(Records contained in a dataset)

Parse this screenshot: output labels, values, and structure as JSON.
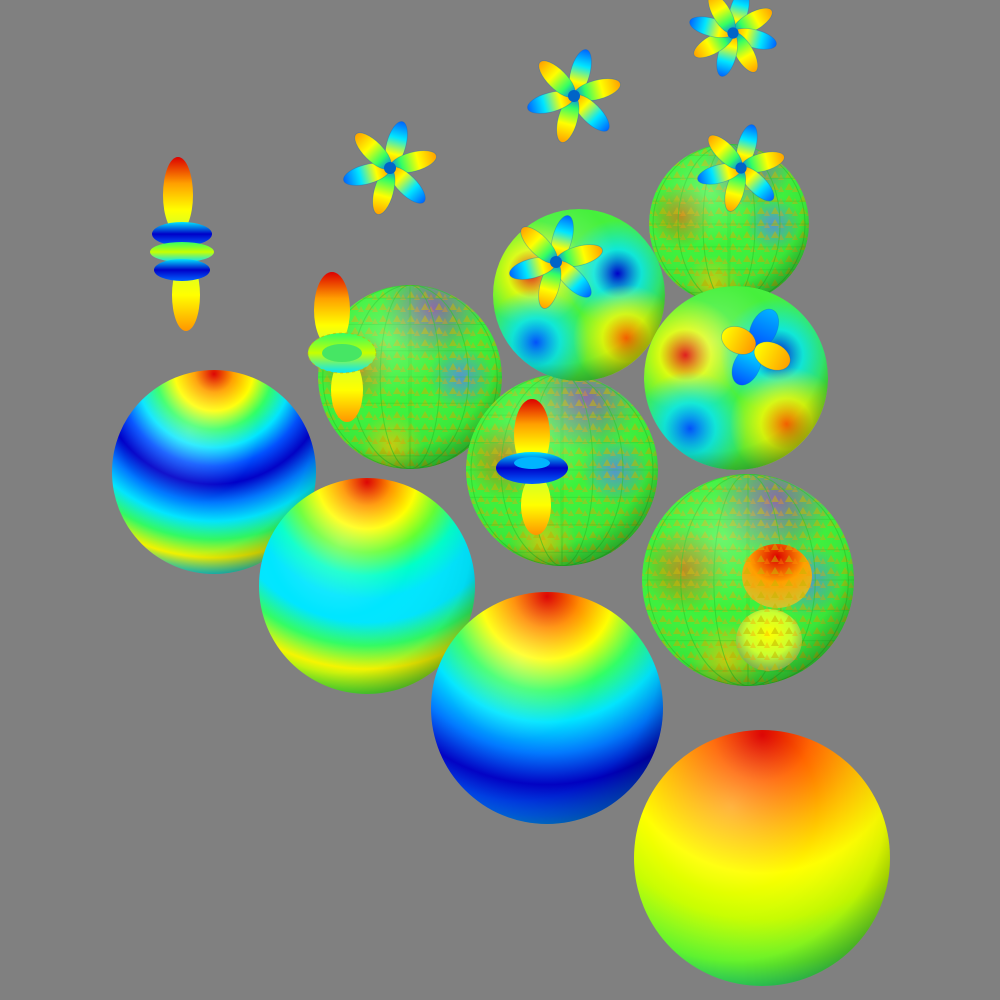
{
  "scene": {
    "background": "#808080",
    "palette": [
      "#0000c8",
      "#0064ff",
      "#00e6ff",
      "#32ff64",
      "#ffff00",
      "#ff9600",
      "#dc0000"
    ],
    "texture_color": "#c8b400",
    "groups": [
      {
        "name": "plain-spheres",
        "pattern": "horizontal-bands",
        "items": [
          {
            "name": "sphere-plain-1",
            "colors": [
              "#dc0000",
              "#ffa000",
              "#ffff00",
              "#32ff64",
              "#00e6ff",
              "#0050ff",
              "#0000c8",
              "#0078ff",
              "#00e6ff",
              "#32ff64",
              "#ffff00",
              "#00e6ff",
              "#0000c8"
            ]
          },
          {
            "name": "sphere-plain-2",
            "colors": [
              "#dc0000",
              "#ff9600",
              "#ffff00",
              "#64ff32",
              "#00ffc8",
              "#00e6ff",
              "#00e6ff",
              "#32ff64",
              "#ffff00",
              "#64ff32",
              "#00e6ff"
            ]
          },
          {
            "name": "sphere-plain-3",
            "colors": [
              "#dc0000",
              "#ff8c00",
              "#ffff00",
              "#32ff64",
              "#00e6ff",
              "#0078ff",
              "#0000c8",
              "#0064ff",
              "#00e6ff"
            ]
          },
          {
            "name": "sphere-plain-4",
            "colors": [
              "#dc0000",
              "#ff6400",
              "#ffb400",
              "#ffff00",
              "#c8ff00",
              "#64ff32",
              "#00ffb4"
            ]
          }
        ]
      },
      {
        "name": "textured-spheres",
        "pattern": "mottled-with-hatching",
        "items": [
          {
            "name": "sphere-textured-1"
          },
          {
            "name": "sphere-textured-2"
          },
          {
            "name": "sphere-textured-3"
          },
          {
            "name": "sphere-textured-4"
          }
        ]
      },
      {
        "name": "smooth-lobed-spheres",
        "pattern": "four-lobed",
        "items": [
          {
            "name": "sphere-lobed-1"
          },
          {
            "name": "sphere-lobed-2"
          }
        ]
      },
      {
        "name": "orbital-shapes",
        "items": [
          {
            "name": "orbital-dz2-floating",
            "kind": "dumbbell-with-rings"
          },
          {
            "name": "orbital-dz2-on-sphere",
            "kind": "dumbbell-with-ring"
          },
          {
            "name": "orbital-pz-on-sphere",
            "kind": "dumbbell-with-ring"
          },
          {
            "name": "orbital-p-on-sphere",
            "kind": "two-lobes"
          },
          {
            "name": "orbital-d-clover-on-sphere",
            "kind": "four-lobes"
          },
          {
            "name": "orbital-f-flower-1",
            "kind": "six-lobes"
          },
          {
            "name": "orbital-f-flower-2",
            "kind": "six-lobes"
          },
          {
            "name": "orbital-f-flower-3",
            "kind": "six-lobes"
          },
          {
            "name": "orbital-f-flower-4",
            "kind": "six-lobes"
          },
          {
            "name": "orbital-f-flower-5",
            "kind": "eight-lobes"
          }
        ]
      }
    ]
  }
}
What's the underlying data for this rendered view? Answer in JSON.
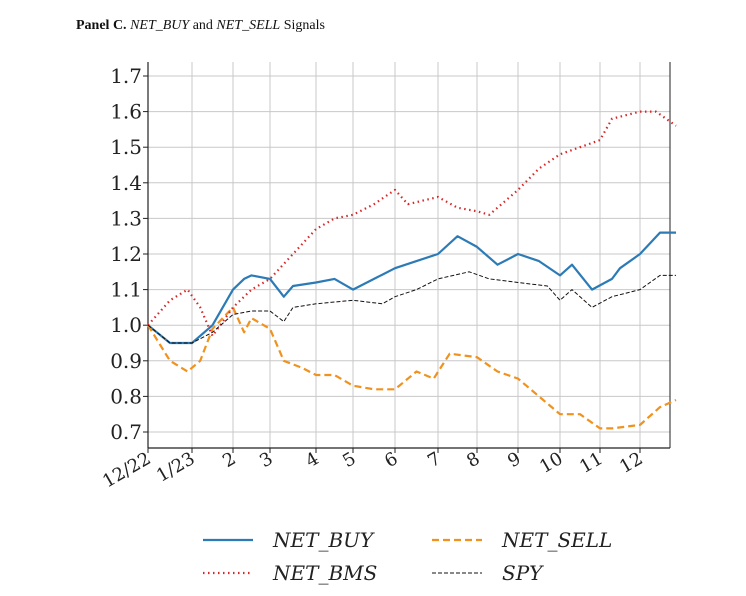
{
  "title": {
    "panel": "Panel C.",
    "part1": "NET_BUY",
    "part2": " and ",
    "part3": "NET_SELL",
    "part4": " Signals"
  },
  "chart_data": {
    "type": "line",
    "title": "Panel C. NET_BUY and NET_SELL Signals",
    "xlabel": "",
    "ylabel": "",
    "ylim": [
      0.65,
      1.74
    ],
    "xlim": [
      0,
      12.9
    ],
    "grid": true,
    "yticks": [
      0.7,
      0.8,
      0.9,
      1.0,
      1.1,
      1.2,
      1.3,
      1.4,
      1.5,
      1.6,
      1.7
    ],
    "ytick_labels": [
      "0.7",
      "0.8",
      "0.9",
      "1.0",
      "1.1",
      "1.2",
      "1.3",
      "1.4",
      "1.5",
      "1.6",
      "1.7"
    ],
    "xticks": [
      0,
      1,
      2,
      3,
      4,
      5,
      6,
      7,
      8,
      9,
      10,
      11,
      12
    ],
    "xtick_labels": [
      "12/22",
      "1/23",
      "2",
      "3",
      "4",
      "5",
      "6",
      "7",
      "8",
      "9",
      "10",
      "11",
      "12"
    ],
    "legend_position": "bottom",
    "series": [
      {
        "name": "NET_BUY",
        "color": "#2c7bb6",
        "style": "solid",
        "x": [
          0,
          0.5,
          1,
          1.5,
          2,
          2.3,
          2.5,
          3,
          3.3,
          3.5,
          4,
          4.5,
          5,
          5.5,
          6,
          6.5,
          7,
          7.5,
          8,
          8.5,
          9,
          9.5,
          10,
          10.3,
          10.8,
          11.3,
          11.5,
          12,
          12.5,
          12.9
        ],
        "y": [
          1.0,
          0.95,
          0.95,
          1.0,
          1.1,
          1.13,
          1.14,
          1.13,
          1.08,
          1.11,
          1.12,
          1.13,
          1.1,
          1.13,
          1.16,
          1.18,
          1.2,
          1.25,
          1.22,
          1.17,
          1.2,
          1.18,
          1.14,
          1.17,
          1.1,
          1.13,
          1.16,
          1.2,
          1.26,
          1.26
        ]
      },
      {
        "name": "NET_SELL",
        "color": "#f0921e",
        "style": "dashed",
        "x": [
          0,
          0.5,
          0.9,
          1.2,
          1.5,
          2,
          2.3,
          2.5,
          3,
          3.3,
          3.7,
          4,
          4.5,
          5,
          5.5,
          6,
          6.5,
          6.9,
          7.3,
          8,
          8.5,
          9,
          9.5,
          10,
          10.5,
          11,
          11.3,
          12,
          12.5,
          12.9
        ],
        "y": [
          1.0,
          0.9,
          0.87,
          0.9,
          0.99,
          1.05,
          0.98,
          1.02,
          0.99,
          0.9,
          0.88,
          0.86,
          0.86,
          0.83,
          0.82,
          0.82,
          0.87,
          0.85,
          0.92,
          0.91,
          0.87,
          0.85,
          0.8,
          0.75,
          0.75,
          0.71,
          0.71,
          0.72,
          0.77,
          0.79
        ]
      },
      {
        "name": "NET_BMS",
        "color": "#d62728",
        "style": "dotted",
        "x": [
          0,
          0.5,
          0.9,
          1.2,
          1.5,
          2,
          2.5,
          3,
          3.5,
          4,
          4.5,
          5,
          5.5,
          6,
          6.3,
          7,
          7.5,
          8,
          8.3,
          8.7,
          9,
          9.5,
          10,
          10.5,
          11,
          11.3,
          12,
          12.4,
          12.9
        ],
        "y": [
          1.0,
          1.07,
          1.1,
          1.05,
          0.97,
          1.05,
          1.1,
          1.13,
          1.2,
          1.27,
          1.3,
          1.31,
          1.34,
          1.38,
          1.34,
          1.36,
          1.33,
          1.32,
          1.31,
          1.35,
          1.38,
          1.44,
          1.48,
          1.5,
          1.52,
          1.58,
          1.6,
          1.6,
          1.56
        ]
      },
      {
        "name": "SPY",
        "color": "#111111",
        "style": "thin-dashed",
        "x": [
          0,
          0.5,
          1,
          1.5,
          2,
          2.5,
          3,
          3.3,
          3.5,
          4,
          5,
          5.7,
          6,
          6.5,
          7,
          7.8,
          8.3,
          9,
          9.7,
          10,
          10.3,
          10.8,
          11.3,
          12,
          12.5,
          12.9
        ],
        "y": [
          1.0,
          0.95,
          0.95,
          0.98,
          1.03,
          1.04,
          1.04,
          1.01,
          1.05,
          1.06,
          1.07,
          1.06,
          1.08,
          1.1,
          1.13,
          1.15,
          1.13,
          1.12,
          1.11,
          1.07,
          1.1,
          1.05,
          1.08,
          1.1,
          1.14,
          1.14
        ]
      }
    ]
  }
}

• [WRITTEN REQUEST]: Show each line in the entries that holds the string "this".

• [THE RESULT]:
Parse this screenshot: output labels, values, and structure as JSON.
What's the underlying data for this rendered view? Answer in JSON.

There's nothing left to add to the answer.